* SHORT EXERCISE
Repeat each line exactly as it is written.

◇ ◇ ◇ ◇ ◇ ◇ ◇

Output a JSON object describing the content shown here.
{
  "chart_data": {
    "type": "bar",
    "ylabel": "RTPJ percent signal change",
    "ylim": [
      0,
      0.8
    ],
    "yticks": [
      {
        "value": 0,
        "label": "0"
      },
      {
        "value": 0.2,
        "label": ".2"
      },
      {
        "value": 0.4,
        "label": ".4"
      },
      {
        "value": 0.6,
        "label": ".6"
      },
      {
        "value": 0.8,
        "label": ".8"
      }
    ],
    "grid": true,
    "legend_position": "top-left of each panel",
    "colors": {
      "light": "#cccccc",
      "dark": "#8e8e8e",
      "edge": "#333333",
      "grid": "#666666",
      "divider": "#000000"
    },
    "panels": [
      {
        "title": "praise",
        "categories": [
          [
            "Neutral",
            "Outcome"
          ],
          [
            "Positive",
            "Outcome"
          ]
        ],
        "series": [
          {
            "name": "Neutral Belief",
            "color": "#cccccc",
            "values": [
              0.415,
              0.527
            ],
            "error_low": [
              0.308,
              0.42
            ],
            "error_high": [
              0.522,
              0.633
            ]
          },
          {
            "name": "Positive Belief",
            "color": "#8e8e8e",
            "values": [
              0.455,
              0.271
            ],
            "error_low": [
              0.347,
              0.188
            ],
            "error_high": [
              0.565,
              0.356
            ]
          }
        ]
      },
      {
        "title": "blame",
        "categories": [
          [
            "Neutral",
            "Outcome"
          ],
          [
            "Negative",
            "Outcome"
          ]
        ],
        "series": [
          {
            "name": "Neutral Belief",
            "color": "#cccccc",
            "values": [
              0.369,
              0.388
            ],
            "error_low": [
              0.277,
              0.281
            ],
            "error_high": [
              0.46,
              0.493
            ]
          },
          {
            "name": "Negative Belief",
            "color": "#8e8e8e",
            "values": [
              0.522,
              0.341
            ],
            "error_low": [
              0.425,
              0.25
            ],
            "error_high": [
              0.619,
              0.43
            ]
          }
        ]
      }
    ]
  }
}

◇ ◇ ◇ ◇ ◇ ◇ ◇

* EXERCISE ANSWER
Output a JSON object describing the content shown here.
{
  "chart_data": {
    "type": "bar",
    "ylabel": "RTPJ percent signal change",
    "ylim": [
      0,
      0.8
    ],
    "yticks": [
      {
        "value": 0,
        "label": "0"
      },
      {
        "value": 0.2,
        "label": ".2"
      },
      {
        "value": 0.4,
        "label": ".4"
      },
      {
        "value": 0.6,
        "label": ".6"
      },
      {
        "value": 0.8,
        "label": ".8"
      }
    ],
    "grid": true,
    "legend_position": "top-left of each panel",
    "colors": {
      "light": "#cccccc",
      "dark": "#8e8e8e",
      "edge": "#333333",
      "grid": "#666666",
      "divider": "#000000"
    },
    "panels": [
      {
        "title": "praise",
        "categories": [
          [
            "Neutral",
            "Outcome"
          ],
          [
            "Positive",
            "Outcome"
          ]
        ],
        "series": [
          {
            "name": "Neutral Belief",
            "color": "#cccccc",
            "values": [
              0.415,
              0.527
            ],
            "error_low": [
              0.308,
              0.42
            ],
            "error_high": [
              0.522,
              0.633
            ]
          },
          {
            "name": "Positive Belief",
            "color": "#8e8e8e",
            "values": [
              0.455,
              0.271
            ],
            "error_low": [
              0.347,
              0.188
            ],
            "error_high": [
              0.565,
              0.356
            ]
          }
        ]
      },
      {
        "title": "blame",
        "categories": [
          [
            "Neutral",
            "Outcome"
          ],
          [
            "Negative",
            "Outcome"
          ]
        ],
        "series": [
          {
            "name": "Neutral Belief",
            "color": "#cccccc",
            "values": [
              0.369,
              0.388
            ],
            "error_low": [
              0.277,
              0.281
            ],
            "error_high": [
              0.46,
              0.493
            ]
          },
          {
            "name": "Negative Belief",
            "color": "#8e8e8e",
            "values": [
              0.522,
              0.341
            ],
            "error_low": [
              0.425,
              0.25
            ],
            "error_high": [
              0.619,
              0.43
            ]
          }
        ]
      }
    ]
  }
}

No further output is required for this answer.